→ Requirement
Report each line of the data that includes the word "Medical".

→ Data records
================================

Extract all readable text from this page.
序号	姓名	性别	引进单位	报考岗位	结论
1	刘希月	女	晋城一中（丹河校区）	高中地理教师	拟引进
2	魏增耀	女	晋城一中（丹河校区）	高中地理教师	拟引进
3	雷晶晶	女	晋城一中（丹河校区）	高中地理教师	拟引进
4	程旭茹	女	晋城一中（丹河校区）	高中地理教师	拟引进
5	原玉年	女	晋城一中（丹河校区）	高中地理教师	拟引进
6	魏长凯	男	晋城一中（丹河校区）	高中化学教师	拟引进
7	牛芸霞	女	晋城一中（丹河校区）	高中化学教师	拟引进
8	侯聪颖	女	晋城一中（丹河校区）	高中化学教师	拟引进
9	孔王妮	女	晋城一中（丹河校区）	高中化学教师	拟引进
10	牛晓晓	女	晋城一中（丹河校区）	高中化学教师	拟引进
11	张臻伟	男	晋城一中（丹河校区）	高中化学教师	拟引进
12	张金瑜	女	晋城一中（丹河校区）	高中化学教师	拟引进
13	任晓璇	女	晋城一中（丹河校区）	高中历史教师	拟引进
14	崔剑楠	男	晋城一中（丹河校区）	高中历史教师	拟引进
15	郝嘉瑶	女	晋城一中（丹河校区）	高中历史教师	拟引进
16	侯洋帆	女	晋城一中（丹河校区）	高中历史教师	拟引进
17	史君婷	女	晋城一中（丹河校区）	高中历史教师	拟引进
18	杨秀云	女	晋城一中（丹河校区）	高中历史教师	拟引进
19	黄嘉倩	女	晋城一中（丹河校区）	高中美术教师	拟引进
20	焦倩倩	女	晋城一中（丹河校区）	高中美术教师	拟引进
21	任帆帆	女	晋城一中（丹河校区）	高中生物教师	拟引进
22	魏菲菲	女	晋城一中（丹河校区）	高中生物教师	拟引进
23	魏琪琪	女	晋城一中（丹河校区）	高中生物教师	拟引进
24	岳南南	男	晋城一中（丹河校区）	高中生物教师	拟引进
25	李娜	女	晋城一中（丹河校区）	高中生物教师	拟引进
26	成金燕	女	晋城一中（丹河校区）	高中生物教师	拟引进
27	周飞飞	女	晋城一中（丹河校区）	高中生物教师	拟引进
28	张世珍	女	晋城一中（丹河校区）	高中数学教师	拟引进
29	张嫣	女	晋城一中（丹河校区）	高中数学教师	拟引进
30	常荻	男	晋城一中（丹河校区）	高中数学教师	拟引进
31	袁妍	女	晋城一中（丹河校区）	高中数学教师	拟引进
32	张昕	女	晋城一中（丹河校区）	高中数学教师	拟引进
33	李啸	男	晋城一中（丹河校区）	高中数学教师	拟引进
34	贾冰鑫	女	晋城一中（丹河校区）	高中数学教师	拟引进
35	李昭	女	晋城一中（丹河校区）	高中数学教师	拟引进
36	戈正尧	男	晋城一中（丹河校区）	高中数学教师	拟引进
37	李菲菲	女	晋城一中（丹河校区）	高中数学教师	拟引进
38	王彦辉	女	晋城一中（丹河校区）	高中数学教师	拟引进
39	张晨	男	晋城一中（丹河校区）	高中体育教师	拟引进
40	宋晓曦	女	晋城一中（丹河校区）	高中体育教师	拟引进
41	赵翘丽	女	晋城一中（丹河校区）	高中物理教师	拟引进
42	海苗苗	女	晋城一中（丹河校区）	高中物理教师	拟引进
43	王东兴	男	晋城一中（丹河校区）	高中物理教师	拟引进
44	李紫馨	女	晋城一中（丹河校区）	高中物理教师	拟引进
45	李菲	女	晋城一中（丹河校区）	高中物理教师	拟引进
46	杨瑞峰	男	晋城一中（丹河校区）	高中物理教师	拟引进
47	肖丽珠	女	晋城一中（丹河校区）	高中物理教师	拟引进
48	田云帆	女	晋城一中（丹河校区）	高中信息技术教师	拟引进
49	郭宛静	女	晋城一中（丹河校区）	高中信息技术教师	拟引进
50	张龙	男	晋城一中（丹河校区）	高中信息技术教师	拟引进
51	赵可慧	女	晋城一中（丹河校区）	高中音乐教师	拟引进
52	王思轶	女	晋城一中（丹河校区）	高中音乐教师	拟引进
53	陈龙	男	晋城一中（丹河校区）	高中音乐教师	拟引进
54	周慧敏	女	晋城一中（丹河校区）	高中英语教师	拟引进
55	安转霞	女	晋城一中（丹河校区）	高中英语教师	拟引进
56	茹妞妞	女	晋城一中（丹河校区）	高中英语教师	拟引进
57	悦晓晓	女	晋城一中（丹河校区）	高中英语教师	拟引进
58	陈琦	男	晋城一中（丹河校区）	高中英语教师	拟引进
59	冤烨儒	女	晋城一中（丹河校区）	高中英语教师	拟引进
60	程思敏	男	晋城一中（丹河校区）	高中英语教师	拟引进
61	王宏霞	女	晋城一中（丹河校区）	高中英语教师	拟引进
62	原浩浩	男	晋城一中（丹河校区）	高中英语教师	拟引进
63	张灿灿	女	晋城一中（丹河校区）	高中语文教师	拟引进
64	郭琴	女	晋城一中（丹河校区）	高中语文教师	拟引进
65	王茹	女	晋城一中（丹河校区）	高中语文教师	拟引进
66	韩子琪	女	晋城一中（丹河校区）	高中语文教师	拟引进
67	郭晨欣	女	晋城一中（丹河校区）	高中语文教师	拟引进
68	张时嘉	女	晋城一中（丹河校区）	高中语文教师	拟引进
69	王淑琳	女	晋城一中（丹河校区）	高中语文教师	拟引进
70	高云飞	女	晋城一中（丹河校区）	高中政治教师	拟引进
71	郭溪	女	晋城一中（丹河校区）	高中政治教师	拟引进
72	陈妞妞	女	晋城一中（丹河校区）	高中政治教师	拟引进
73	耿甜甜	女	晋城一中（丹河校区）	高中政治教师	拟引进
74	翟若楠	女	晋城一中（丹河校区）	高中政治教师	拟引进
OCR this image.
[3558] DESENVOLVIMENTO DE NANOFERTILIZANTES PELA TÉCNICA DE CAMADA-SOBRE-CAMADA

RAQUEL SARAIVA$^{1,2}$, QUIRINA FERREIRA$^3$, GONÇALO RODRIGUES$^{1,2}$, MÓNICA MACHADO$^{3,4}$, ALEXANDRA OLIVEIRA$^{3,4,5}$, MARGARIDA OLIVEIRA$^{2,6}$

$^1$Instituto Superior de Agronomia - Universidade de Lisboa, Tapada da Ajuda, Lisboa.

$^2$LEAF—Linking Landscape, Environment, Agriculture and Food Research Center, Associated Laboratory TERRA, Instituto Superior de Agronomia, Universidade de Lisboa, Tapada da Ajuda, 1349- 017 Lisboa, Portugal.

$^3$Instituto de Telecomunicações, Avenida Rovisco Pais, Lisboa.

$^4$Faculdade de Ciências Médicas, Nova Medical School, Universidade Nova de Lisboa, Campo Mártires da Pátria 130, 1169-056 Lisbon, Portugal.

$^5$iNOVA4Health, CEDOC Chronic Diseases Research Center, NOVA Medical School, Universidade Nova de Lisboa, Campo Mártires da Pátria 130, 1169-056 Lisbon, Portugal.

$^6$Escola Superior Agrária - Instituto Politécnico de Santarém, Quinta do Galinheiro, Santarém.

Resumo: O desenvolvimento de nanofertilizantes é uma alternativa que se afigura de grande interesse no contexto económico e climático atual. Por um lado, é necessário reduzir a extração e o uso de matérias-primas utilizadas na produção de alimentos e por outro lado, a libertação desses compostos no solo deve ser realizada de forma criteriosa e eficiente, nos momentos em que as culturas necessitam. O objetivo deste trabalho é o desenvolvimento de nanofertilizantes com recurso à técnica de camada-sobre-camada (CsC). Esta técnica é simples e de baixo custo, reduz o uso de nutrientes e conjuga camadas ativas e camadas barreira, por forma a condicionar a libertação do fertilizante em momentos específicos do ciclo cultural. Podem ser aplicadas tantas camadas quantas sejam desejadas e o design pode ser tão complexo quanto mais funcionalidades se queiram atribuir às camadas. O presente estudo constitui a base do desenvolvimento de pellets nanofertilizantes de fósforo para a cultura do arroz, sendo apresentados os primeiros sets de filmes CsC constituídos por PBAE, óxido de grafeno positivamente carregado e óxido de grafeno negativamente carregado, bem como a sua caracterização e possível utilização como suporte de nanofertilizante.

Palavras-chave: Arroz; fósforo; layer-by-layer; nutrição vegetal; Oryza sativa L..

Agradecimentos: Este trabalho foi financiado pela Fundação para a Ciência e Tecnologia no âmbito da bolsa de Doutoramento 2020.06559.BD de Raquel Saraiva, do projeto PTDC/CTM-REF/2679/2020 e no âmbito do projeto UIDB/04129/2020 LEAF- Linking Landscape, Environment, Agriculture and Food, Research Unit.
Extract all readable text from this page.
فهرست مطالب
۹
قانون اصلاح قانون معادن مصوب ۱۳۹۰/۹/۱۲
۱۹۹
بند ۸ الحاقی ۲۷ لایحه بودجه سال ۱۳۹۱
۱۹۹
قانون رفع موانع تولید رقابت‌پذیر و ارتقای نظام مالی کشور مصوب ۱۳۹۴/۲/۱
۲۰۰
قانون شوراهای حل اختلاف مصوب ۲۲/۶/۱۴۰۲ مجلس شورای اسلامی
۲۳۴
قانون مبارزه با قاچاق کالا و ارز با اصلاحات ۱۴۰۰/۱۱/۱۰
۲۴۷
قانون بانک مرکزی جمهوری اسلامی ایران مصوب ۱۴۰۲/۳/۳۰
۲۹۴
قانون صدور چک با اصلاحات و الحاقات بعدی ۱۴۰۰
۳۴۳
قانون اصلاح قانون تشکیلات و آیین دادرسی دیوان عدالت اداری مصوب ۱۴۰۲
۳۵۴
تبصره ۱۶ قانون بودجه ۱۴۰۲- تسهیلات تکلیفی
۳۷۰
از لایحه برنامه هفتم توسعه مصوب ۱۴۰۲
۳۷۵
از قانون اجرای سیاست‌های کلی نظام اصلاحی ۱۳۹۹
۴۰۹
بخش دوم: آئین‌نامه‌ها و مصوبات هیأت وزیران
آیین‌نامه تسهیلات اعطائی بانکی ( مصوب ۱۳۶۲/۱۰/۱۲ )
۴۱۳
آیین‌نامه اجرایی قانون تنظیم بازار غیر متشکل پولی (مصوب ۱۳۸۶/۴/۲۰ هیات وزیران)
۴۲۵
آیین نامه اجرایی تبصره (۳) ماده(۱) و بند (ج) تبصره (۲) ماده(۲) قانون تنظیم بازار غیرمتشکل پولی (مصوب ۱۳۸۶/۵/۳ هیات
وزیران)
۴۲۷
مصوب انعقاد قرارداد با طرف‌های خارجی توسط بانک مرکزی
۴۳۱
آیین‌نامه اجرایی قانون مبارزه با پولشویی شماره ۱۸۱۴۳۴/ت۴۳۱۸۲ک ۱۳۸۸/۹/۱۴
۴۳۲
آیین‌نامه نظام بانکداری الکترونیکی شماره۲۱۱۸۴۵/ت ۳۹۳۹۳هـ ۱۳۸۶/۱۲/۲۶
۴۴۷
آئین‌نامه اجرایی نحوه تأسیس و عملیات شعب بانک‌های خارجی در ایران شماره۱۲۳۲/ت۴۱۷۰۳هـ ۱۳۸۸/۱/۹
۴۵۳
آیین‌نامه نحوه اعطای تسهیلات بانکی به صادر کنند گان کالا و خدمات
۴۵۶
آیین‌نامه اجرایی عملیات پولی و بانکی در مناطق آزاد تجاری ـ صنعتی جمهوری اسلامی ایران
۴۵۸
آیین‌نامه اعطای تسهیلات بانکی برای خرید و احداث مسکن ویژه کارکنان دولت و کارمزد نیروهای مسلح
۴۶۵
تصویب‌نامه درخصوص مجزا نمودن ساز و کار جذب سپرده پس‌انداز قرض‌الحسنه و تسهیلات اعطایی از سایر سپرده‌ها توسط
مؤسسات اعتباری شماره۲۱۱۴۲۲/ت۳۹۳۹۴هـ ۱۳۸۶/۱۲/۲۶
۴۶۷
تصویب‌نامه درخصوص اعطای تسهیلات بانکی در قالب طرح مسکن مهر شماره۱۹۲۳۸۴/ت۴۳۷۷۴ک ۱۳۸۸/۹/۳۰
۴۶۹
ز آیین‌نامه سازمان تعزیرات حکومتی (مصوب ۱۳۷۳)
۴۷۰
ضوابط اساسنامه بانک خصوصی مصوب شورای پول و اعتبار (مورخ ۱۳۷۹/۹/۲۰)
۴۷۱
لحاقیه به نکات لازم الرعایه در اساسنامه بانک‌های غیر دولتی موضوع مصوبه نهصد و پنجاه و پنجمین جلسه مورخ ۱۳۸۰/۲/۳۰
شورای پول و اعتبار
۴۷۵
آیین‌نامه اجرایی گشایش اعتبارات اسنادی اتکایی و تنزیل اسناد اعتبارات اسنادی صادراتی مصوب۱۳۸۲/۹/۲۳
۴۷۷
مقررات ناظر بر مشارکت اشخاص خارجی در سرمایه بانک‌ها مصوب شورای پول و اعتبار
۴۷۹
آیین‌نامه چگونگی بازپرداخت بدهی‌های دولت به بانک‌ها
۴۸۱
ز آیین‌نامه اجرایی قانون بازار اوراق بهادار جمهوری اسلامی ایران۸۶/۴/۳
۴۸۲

================================

→ Exercise output
$^4$Faculdade de Ciências Médicas, Nova Medical School, Universidade Nova de Lisboa, Campo Mártires da Pátria 130, 1169-056 Lisbon, Portugal.
$^5$iNOVA4Health, CEDOC Chronic Diseases Research Center, NOVA Medical School, Universidade Nova de Lisboa, Campo Mártires da Pátria 130, 1169-056 Lisbon, Portugal.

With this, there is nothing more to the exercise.